• _Written instruction_:
Reproduce the listing exactly, with no pictures in your copy.

(A run of records)
--- START ---
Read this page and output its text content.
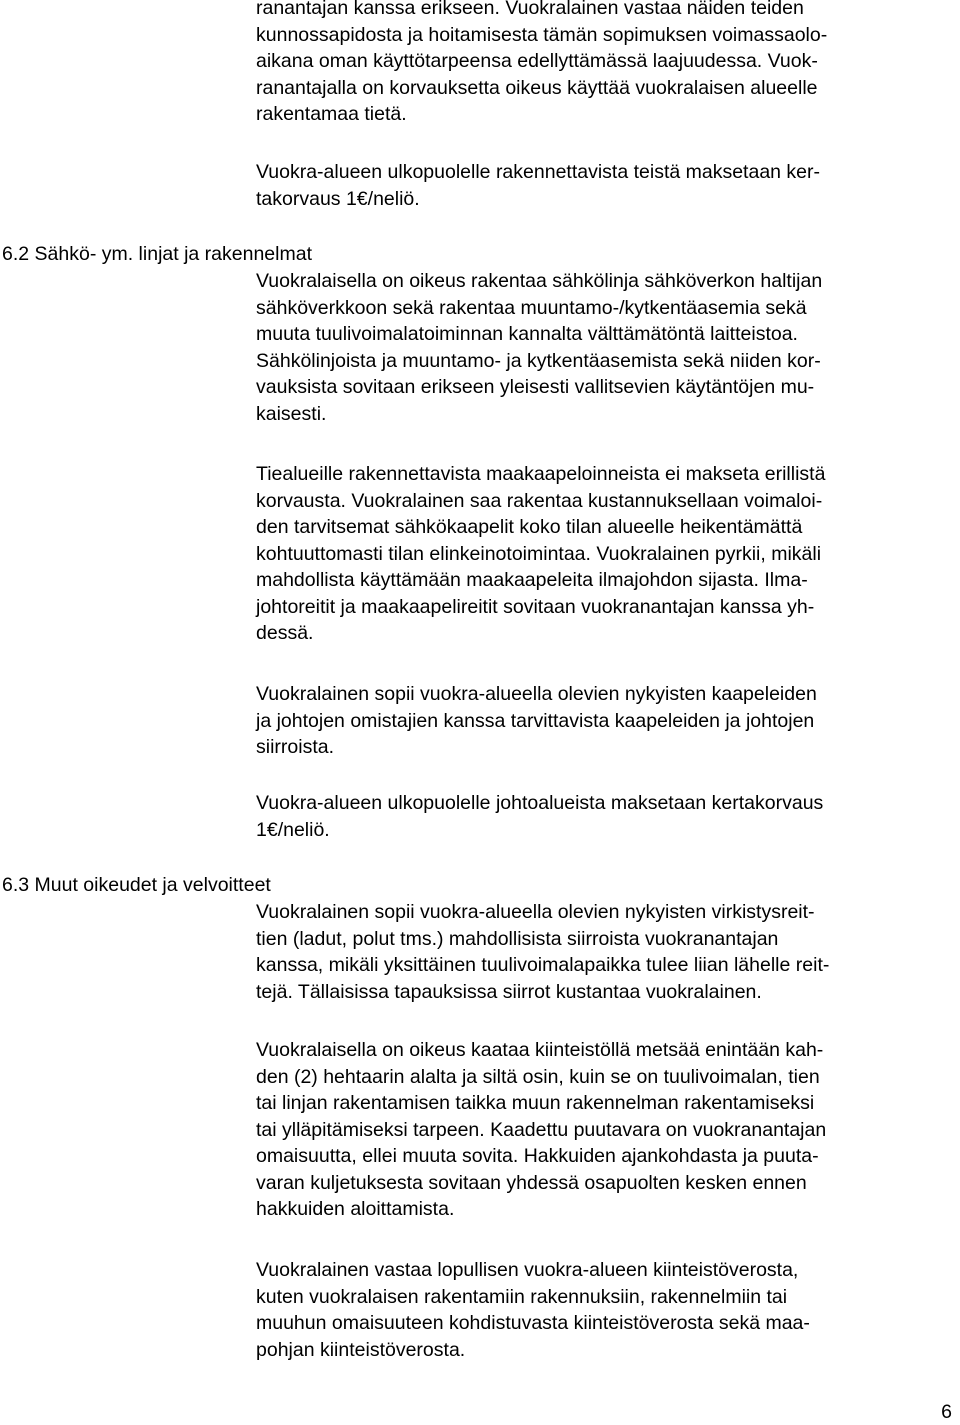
ranantajan kanssa erikseen. Vuokralainen vastaa näiden teiden
kunnossapidosta ja hoitamisesta tämän sopimuksen voimassaolo-
aikana oman käyttötarpeensa edellyttämässä laajuudessa. Vuok-
ranantajalla on korvauksetta oikeus käyttää vuokralaisen alueelle
rakentamaa tietä.

Vuokra-alueen ulkopuolelle rakennettavista teistä maksetaan ker-
takorvaus 1€/neliö.

6.2 Sähkö- ym. linjat ja rakennelmat

Vuokralaisella on oikeus rakentaa sähkölinja sähköverkon haltijan
sähköverkkoon sekä rakentaa muuntamo-/kytkentäasemia sekä
muuta tuulivoimalatoiminnan kannalta välttämätöntä laitteistoa.
Sähkölinjoista ja muuntamo- ja kytkentäasemista sekä niiden kor-
vauksista sovitaan erikseen yleisesti vallitsevien käytäntöjen mu-
kaisesti.

Tiealueille rakennettavista maakaapeloinneista ei makseta erillistä
korvausta. Vuokralainen saa rakentaa kustannuksellaan voimaloi-
den tarvitsemat sähkökaapelit koko tilan alueelle heikentämättä
kohtuuttomasti tilan elinkeinotoimintaa. Vuokralainen pyrkii, mikäli
mahdollista käyttämään maakaapeleita ilmajohdon sijasta. Ilma-
johtoreitit ja maakaapelireitit sovitaan vuokranantajan kanssa yh-
dessä.

Vuokralainen sopii vuokra-alueella olevien nykyisten kaapeleiden
ja johtojen omistajien kanssa tarvittavista kaapeleiden ja johtojen
siirroista.

Vuokra-alueen ulkopuolelle johtoalueista maksetaan kertakorvaus
1€/neliö.

6.3 Muut oikeudet ja velvoitteet

Vuokralainen sopii vuokra-alueella olevien nykyisten virkistysreit-
tien (ladut, polut tms.) mahdollisista siirroista vuokranantajan
kanssa, mikäli yksittäinen tuulivoimalapaikka tulee liian lähelle reit-
tejä. Tällaisissa tapauksissa siirrot kustantaa vuokralainen.

Vuokralaisella on oikeus kaataa kiinteistöllä metsää enintään kah-
den (2) hehtaarin alalta ja siltä osin, kuin se on tuulivoimalan, tien
tai linjan rakentamisen taikka muun rakennelman rakentamiseksi
tai ylläpitämiseksi tarpeen. Kaadettu puutavara on vuokranantajan
omaisuutta, ellei muuta sovita. Hakkuiden ajankohdasta ja puuta-
varan kuljetuksesta sovitaan yhdessä osapuolten kesken ennen
hakkuiden aloittamista.

Vuokralainen vastaa lopullisen vuokra-alueen kiinteistöverosta,
kuten vuokralaisen rakentamiin rakennuksiin, rakennelmiin tai
muuhun omaisuuteen kohdistuvasta kiinteistöverosta sekä maa-
pohjan kiinteistöverosta.

6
--- END ---
• _Result for this task_:
Read this page and output its text content.
ranantajan kanssa erikseen. Vuokralainen vastaa näiden teiden
kunnossapidosta ja hoitamisesta tämän sopimuksen voimassaolo-
aikana oman käyttötarpeensa edellyttämässä laajuudessa. Vuok-
ranantajalla on korvauksetta oikeus käyttää vuokralaisen alueelle
rakentamaa tietä.

Vuokra-alueen ulkopuolelle rakennettavista teistä maksetaan ker-
takorvaus 1€/neliö.

6.2 Sähkö- ym. linjat ja rakennelmat

Vuokralaisella on oikeus rakentaa sähkölinja sähköverkon haltijan
sähköverkkoon sekä rakentaa muuntamo-/kytkentäasemia sekä
muuta tuulivoimalatoiminnan kannalta välttämätöntä laitteistoa.
Sähkölinjoista ja muuntamo- ja kytkentäasemista sekä niiden kor-
vauksista sovitaan erikseen yleisesti vallitsevien käytäntöjen mu-
kaisesti.

Tiealueille rakennettavista maakaapeloinneista ei makseta erillistä
korvausta. Vuokralainen saa rakentaa kustannuksellaan voimaloi-
den tarvitsemat sähkökaapelit koko tilan alueelle heikentämättä
kohtuuttomasti tilan elinkeinotoimintaa. Vuokralainen pyrkii, mikäli
mahdollista käyttämään maakaapeleita ilmajohdon sijasta. Ilma-
johtoreitit ja maakaapelireitit sovitaan vuokranantajan kanssa yh-
dessä.

Vuokralainen sopii vuokra-alueella olevien nykyisten kaapeleiden
ja johtojen omistajien kanssa tarvittavista kaapeleiden ja johtojen
siirroista.

Vuokra-alueen ulkopuolelle johtoalueista maksetaan kertakorvaus
1€/neliö.

6.3 Muut oikeudet ja velvoitteet

Vuokralainen sopii vuokra-alueella olevien nykyisten virkistysreit-
tien (ladut, polut tms.) mahdollisista siirroista vuokranantajan
kanssa, mikäli yksittäinen tuulivoimalapaikka tulee liian lähelle reit-
tejä. Tällaisissa tapauksissa siirrot kustantaa vuokralainen.

Vuokralaisella on oikeus kaataa kiinteistöllä metsää enintään kah-
den (2) hehtaarin alalta ja siltä osin, kuin se on tuulivoimalan, tien
tai linjan rakentamisen taikka muun rakennelman rakentamiseksi
tai ylläpitämiseksi tarpeen. Kaadettu puutavara on vuokranantajan
omaisuutta, ellei muuta sovita. Hakkuiden ajankohdasta ja puuta-
varan kuljetuksesta sovitaan yhdessä osapuolten kesken ennen
hakkuiden aloittamista.

Vuokralainen vastaa lopullisen vuokra-alueen kiinteistöverosta,
kuten vuokralaisen rakentamiin rakennuksiin, rakennelmiin tai
muuhun omaisuuteen kohdistuvasta kiinteistöverosta sekä maa-
pohjan kiinteistöverosta.

6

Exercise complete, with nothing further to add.